___ DATA SECTION
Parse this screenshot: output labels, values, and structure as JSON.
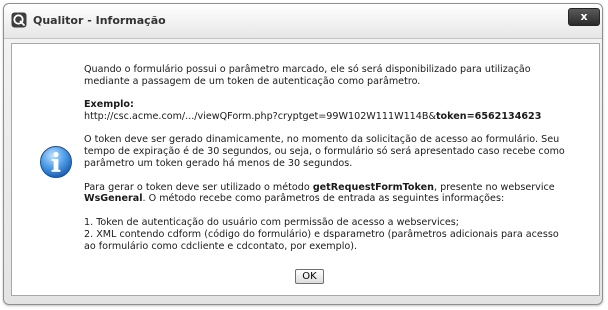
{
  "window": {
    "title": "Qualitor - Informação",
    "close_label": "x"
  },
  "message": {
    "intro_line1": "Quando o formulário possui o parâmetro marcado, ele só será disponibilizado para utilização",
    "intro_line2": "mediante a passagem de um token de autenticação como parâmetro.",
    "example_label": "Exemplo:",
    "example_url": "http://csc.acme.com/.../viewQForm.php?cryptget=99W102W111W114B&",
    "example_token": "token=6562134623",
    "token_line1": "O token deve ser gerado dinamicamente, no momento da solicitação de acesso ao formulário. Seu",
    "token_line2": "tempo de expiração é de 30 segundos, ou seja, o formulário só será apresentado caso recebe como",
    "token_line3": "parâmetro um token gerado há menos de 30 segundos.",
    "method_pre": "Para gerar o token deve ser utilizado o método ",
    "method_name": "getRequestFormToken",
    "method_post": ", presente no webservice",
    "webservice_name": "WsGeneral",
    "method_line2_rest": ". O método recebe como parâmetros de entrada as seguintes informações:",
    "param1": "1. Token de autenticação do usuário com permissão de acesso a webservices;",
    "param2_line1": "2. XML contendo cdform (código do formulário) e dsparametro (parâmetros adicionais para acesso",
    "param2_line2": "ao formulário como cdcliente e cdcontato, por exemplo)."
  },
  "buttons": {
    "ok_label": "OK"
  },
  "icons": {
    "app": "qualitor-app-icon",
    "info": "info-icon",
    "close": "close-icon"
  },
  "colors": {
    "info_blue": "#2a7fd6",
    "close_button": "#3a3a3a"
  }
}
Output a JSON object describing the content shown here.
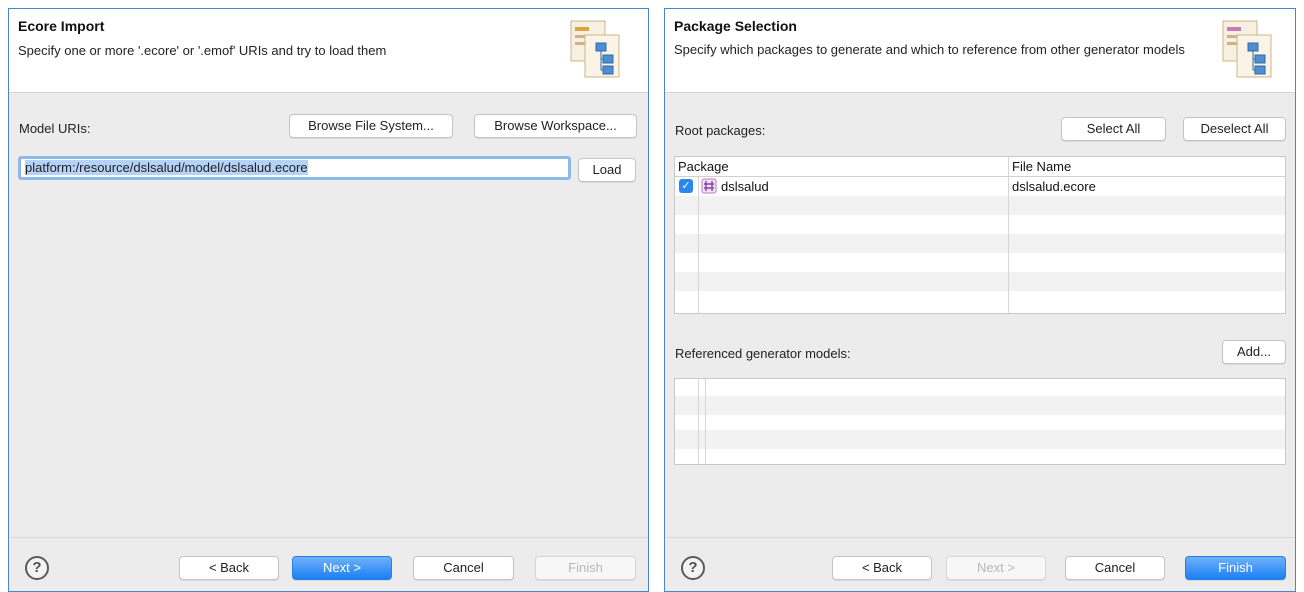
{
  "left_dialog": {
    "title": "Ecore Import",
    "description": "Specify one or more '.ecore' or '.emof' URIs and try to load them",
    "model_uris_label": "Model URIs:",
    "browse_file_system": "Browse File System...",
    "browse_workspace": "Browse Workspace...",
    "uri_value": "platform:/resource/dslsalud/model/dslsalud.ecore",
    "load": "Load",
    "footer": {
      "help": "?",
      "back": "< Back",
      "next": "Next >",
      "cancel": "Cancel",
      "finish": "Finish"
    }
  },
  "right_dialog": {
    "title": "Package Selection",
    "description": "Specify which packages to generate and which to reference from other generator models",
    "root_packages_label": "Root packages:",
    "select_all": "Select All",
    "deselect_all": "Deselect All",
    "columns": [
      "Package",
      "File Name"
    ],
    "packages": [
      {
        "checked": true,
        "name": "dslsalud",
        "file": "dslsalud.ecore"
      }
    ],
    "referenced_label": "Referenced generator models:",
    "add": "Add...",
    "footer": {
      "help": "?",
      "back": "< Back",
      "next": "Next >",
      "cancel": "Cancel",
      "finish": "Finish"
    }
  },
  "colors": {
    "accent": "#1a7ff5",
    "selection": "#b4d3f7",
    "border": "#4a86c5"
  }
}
______
___ DATA SECTION
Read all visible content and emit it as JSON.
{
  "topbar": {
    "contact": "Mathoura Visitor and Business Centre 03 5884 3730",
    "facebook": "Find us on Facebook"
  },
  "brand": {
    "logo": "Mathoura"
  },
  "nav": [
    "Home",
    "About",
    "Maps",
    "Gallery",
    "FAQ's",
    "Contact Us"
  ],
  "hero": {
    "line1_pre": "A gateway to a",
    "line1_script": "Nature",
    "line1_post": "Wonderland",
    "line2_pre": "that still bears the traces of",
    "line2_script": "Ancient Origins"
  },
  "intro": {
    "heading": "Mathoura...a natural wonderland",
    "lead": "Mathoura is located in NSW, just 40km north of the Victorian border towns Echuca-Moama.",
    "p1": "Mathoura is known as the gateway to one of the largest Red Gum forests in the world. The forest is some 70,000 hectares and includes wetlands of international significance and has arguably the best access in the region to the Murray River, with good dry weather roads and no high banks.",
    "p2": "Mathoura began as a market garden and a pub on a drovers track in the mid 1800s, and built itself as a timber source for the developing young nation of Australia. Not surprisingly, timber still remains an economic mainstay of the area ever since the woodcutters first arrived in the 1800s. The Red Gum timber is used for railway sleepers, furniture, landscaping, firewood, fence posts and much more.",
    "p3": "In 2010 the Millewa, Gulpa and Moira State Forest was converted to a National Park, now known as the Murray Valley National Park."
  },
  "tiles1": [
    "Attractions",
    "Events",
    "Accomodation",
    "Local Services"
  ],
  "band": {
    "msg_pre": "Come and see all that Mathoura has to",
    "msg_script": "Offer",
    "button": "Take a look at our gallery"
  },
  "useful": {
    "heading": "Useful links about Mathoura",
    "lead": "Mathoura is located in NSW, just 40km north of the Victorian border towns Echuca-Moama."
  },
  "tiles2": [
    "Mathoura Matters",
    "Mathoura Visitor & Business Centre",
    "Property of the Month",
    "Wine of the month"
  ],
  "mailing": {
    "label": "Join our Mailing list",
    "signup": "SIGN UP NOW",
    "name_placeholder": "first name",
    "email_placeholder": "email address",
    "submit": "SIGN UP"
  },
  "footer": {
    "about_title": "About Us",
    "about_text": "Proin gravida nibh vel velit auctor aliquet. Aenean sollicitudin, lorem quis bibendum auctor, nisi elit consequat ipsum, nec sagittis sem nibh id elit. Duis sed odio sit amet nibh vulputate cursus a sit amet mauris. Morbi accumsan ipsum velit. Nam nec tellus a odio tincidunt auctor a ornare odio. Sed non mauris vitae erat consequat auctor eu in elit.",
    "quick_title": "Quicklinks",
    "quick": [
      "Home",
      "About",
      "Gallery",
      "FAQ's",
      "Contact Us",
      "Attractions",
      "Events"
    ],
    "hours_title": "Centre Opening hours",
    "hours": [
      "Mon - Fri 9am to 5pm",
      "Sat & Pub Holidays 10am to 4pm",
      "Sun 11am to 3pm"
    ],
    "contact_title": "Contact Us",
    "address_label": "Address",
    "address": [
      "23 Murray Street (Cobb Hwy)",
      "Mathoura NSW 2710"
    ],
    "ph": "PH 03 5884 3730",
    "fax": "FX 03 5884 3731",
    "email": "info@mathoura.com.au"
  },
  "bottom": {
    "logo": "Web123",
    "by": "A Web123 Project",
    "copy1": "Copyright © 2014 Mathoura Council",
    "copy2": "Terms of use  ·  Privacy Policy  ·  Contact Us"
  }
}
______
◆ GIVEN EXERCISE ◆
From the data above, copy each line that holds "models".

◆ SOLUTION BELOW ◆
    "description": "Specify which packages to generate and which to reference from other generator models",
    "referenced_label": "Referenced generator models:",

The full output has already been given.